WORK INSTRUCTIONS: Images are excluded; otherwise, output every record exactly.

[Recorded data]
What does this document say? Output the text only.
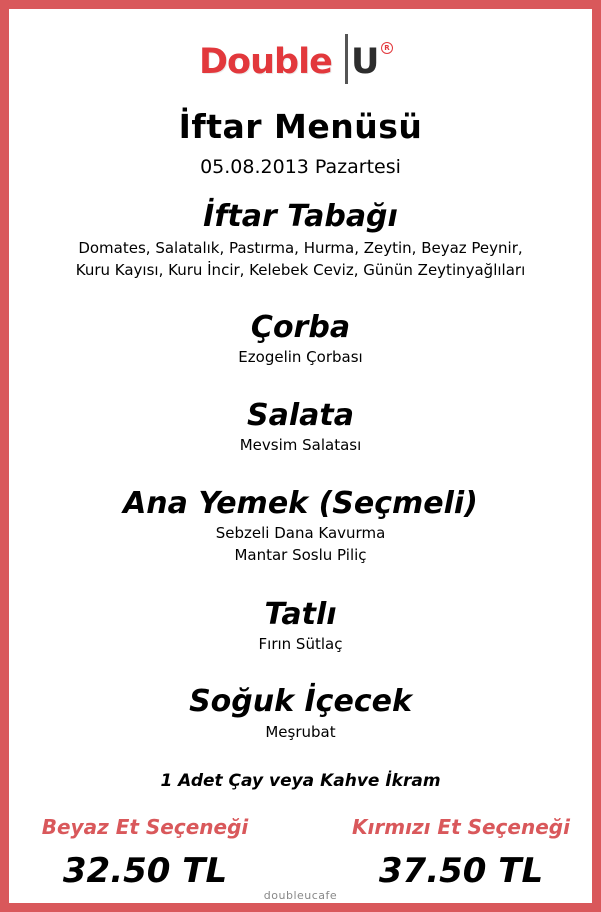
Double U R
İftar Menüsü
05.08.2013 Pazartesi
İftar Tabağı
Domates, Salatalık, Pastırma, Hurma, Zeytin, Beyaz Peynir,
Kuru Kayısı, Kuru İncir, Kelebek Ceviz, Günün Zeytinyağlıları
Çorba
Ezogelin Çorbası
Salata
Mevsim Salatası
Ana Yemek (Seçmeli)
Sebzeli Dana Kavurma
Mantar Soslu Piliç
Tatlı
Fırın Sütlaç
Soğuk İçecek
Meşrubat
1 Adet Çay veya Kahve İkram
Beyaz Et Seçeneği
32.50 TL
Kırmızı Et Seçeneği
37.50 TL
doubleucafe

RESPONSE TO THE TASK:
What does this document say? Output the text only.
Double U R
İftar Menüsü
05.08.2013 Pazartesi
İftar Tabağı
Domates, Salatalık, Pastırma, Hurma, Zeytin, Beyaz Peynir,
Kuru Kayısı, Kuru İncir, Kelebek Ceviz, Günün Zeytinyağlıları
Çorba
Ezogelin Çorbası
Salata
Mevsim Salatası
Ana Yemek (Seçmeli)
Sebzeli Dana Kavurma
Mantar Soslu Piliç
Tatlı
Fırın Sütlaç
Soğuk İçecek
Meşrubat
1 Adet Çay veya Kahve İkram
Beyaz Et Seçeneği
32.50 TL
Kırmızı Et Seçeneği
37.50 TL
doubleucafe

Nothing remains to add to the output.